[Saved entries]
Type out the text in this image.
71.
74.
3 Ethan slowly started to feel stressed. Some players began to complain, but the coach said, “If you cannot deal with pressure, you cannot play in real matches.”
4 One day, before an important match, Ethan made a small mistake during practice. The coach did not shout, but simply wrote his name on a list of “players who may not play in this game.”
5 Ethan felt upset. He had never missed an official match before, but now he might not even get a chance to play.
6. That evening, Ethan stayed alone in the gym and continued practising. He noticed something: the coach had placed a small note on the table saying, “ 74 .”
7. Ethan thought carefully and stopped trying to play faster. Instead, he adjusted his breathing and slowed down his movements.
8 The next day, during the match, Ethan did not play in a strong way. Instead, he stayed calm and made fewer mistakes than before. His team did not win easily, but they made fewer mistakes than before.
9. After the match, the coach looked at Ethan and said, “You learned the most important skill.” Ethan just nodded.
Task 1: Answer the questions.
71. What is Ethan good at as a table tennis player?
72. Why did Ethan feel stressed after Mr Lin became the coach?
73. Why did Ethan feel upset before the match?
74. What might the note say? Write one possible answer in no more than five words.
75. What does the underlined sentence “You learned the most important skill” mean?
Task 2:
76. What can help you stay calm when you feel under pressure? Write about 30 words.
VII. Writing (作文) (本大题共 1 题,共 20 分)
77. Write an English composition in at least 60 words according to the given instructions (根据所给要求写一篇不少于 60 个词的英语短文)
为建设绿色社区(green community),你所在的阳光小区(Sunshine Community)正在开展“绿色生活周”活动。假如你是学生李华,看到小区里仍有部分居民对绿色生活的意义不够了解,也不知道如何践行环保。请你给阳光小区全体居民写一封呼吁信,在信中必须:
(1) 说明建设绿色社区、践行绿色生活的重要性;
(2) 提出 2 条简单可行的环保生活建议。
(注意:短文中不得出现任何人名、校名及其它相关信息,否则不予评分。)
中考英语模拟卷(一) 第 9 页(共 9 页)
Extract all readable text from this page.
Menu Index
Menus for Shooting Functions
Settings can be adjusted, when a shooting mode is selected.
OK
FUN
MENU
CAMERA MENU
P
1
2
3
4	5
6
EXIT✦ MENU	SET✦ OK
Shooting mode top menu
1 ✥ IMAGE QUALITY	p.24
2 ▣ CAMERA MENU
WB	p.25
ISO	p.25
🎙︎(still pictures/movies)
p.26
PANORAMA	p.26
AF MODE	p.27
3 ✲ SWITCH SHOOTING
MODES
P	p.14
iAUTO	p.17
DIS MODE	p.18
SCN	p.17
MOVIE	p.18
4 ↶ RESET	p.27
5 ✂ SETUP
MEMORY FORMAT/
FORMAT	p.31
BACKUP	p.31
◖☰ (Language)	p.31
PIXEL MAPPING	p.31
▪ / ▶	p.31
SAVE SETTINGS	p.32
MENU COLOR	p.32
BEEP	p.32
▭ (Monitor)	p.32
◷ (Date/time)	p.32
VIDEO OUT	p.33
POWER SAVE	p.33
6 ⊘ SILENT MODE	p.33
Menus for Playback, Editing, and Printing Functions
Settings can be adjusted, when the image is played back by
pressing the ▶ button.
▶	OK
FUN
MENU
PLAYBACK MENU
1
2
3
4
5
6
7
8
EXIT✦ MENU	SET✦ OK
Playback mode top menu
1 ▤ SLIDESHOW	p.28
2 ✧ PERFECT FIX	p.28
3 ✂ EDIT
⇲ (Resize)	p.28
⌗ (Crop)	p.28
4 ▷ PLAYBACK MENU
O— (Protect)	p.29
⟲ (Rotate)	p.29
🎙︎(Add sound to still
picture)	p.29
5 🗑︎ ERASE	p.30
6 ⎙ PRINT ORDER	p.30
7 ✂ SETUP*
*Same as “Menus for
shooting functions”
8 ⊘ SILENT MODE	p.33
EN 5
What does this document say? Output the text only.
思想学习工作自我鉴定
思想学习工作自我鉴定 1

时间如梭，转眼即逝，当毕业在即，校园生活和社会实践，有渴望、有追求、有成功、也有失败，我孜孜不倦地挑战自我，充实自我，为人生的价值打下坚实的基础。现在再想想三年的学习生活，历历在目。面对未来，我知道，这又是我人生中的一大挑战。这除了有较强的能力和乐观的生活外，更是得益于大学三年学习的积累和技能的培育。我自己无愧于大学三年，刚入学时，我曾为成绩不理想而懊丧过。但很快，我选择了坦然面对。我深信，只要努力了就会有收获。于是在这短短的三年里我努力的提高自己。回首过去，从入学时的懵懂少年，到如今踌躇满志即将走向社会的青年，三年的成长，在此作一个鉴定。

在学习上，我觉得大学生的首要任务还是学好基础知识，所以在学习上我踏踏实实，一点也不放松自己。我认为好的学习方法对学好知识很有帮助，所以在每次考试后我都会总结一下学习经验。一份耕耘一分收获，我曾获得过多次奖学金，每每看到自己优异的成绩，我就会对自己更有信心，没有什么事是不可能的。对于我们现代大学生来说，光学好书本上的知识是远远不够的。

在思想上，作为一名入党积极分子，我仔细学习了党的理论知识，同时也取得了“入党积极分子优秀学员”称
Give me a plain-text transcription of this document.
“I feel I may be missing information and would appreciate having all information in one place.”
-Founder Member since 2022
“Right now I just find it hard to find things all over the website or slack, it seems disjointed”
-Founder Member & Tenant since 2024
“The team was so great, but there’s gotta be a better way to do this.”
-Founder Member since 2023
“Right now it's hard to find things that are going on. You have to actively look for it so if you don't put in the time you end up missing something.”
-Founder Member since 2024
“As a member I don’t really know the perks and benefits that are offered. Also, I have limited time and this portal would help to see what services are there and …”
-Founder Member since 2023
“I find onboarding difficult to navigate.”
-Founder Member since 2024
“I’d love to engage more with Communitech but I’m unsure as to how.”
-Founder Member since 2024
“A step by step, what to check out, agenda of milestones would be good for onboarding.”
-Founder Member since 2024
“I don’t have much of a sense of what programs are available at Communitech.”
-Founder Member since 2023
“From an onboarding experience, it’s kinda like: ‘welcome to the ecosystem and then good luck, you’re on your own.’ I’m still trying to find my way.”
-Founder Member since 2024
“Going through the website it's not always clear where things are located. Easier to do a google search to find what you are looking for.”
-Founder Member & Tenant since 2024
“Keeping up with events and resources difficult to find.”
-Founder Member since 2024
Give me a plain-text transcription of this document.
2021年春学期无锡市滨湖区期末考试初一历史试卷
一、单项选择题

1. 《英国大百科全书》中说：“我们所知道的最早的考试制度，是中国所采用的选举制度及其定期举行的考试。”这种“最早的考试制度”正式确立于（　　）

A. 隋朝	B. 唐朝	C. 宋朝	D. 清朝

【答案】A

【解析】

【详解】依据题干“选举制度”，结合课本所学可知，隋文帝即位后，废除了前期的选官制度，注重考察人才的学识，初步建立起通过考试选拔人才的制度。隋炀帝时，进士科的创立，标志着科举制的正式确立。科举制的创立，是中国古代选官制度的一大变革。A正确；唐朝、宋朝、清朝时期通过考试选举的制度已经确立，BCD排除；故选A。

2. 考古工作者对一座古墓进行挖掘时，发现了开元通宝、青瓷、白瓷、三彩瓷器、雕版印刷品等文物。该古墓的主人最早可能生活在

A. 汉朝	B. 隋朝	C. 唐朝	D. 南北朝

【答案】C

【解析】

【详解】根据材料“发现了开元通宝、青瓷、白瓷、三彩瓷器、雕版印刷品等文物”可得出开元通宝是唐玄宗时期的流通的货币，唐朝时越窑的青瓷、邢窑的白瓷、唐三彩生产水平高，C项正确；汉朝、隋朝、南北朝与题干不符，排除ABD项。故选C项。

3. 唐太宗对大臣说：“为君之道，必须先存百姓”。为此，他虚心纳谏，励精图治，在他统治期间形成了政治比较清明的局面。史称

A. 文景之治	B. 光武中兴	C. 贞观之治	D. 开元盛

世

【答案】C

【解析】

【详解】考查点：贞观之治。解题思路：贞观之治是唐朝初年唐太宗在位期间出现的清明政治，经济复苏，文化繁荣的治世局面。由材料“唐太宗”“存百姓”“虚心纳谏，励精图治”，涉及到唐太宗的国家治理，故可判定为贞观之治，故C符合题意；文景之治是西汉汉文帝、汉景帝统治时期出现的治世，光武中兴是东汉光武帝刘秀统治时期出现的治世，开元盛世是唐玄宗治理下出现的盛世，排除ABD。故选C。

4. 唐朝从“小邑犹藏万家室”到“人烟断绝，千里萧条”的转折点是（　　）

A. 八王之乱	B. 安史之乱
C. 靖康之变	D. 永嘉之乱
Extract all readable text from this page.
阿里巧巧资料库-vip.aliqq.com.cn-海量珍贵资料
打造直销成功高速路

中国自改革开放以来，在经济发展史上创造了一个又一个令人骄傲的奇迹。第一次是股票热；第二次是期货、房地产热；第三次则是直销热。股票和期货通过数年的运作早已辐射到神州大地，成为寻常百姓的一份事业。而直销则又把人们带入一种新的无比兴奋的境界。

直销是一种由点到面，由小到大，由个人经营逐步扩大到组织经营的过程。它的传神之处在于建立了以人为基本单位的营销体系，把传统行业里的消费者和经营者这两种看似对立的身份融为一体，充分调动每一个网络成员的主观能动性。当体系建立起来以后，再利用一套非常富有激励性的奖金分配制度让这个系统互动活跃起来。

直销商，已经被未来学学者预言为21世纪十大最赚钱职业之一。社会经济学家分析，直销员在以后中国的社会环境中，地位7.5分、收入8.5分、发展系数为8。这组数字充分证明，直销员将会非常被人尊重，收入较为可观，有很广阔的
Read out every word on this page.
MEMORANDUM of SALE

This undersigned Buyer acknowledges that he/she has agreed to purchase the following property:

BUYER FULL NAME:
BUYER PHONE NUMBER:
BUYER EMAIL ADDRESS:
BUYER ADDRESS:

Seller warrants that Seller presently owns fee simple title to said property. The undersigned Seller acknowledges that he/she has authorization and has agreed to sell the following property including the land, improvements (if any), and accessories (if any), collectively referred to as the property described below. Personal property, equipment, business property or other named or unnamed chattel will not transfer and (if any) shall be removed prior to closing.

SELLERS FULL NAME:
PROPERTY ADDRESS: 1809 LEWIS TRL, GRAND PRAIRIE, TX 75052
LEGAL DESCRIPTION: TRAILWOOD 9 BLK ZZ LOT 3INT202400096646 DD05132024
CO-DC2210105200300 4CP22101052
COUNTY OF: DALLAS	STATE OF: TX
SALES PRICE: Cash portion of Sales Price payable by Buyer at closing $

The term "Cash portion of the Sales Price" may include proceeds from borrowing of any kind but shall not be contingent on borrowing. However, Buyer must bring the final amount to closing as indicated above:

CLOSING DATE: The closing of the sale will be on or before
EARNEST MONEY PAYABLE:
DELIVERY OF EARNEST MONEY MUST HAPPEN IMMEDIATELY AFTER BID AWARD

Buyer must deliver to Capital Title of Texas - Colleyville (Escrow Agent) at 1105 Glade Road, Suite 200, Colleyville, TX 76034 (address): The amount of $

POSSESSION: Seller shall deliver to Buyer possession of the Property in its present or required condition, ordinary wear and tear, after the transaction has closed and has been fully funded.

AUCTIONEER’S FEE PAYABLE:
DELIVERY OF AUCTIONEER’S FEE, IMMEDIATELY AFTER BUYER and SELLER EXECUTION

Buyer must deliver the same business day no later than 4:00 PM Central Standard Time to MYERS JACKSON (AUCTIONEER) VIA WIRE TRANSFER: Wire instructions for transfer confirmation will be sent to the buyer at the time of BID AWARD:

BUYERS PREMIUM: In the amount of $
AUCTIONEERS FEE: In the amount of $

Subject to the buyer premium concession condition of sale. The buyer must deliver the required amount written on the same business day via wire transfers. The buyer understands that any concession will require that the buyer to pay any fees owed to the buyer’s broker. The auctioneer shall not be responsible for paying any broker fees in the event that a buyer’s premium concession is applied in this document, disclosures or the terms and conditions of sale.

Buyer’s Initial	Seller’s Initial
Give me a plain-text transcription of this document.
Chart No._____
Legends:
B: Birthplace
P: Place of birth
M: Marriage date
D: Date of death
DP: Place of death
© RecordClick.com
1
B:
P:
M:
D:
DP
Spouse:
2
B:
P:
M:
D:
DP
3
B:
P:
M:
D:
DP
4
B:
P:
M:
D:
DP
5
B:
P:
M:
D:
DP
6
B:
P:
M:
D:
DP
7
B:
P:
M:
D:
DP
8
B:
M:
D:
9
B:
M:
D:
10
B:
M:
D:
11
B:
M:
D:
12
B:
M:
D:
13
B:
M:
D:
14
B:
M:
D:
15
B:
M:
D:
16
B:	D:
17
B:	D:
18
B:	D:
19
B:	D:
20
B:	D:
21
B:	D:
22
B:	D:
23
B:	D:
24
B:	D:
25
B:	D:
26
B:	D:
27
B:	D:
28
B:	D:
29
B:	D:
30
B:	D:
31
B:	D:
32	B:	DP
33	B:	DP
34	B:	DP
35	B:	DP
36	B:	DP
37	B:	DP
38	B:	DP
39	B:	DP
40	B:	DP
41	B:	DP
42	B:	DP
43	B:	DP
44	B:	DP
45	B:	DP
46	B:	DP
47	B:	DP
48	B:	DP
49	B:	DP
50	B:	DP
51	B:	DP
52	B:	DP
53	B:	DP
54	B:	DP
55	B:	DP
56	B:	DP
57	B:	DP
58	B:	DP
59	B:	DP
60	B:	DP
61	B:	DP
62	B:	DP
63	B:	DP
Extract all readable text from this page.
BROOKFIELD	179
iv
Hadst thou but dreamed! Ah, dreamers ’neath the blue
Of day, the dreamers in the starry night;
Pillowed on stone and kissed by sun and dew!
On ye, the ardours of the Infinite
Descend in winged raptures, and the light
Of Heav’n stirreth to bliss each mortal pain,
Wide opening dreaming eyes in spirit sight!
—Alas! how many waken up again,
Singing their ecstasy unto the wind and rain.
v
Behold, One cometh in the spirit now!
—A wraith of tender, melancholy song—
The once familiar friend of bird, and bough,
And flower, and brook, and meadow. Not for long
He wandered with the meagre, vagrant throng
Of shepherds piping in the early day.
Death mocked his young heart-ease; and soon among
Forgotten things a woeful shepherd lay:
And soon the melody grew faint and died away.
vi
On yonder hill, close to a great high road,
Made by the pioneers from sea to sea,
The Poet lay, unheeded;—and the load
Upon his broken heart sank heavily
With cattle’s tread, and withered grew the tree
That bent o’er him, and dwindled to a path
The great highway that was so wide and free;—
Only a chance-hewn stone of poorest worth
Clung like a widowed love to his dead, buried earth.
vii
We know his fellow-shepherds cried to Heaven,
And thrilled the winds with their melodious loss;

### PROBLEM DETAILS:
Pull out all lines from the entries above that include the word "missing".

### ANSWER TO THIS TASK:
“I feel I may be missing information and would appreciate having all information in one place.”
“Right now it's hard to find things that are going on. You have to actively look for it so if you don't put in the time you end up missing something.”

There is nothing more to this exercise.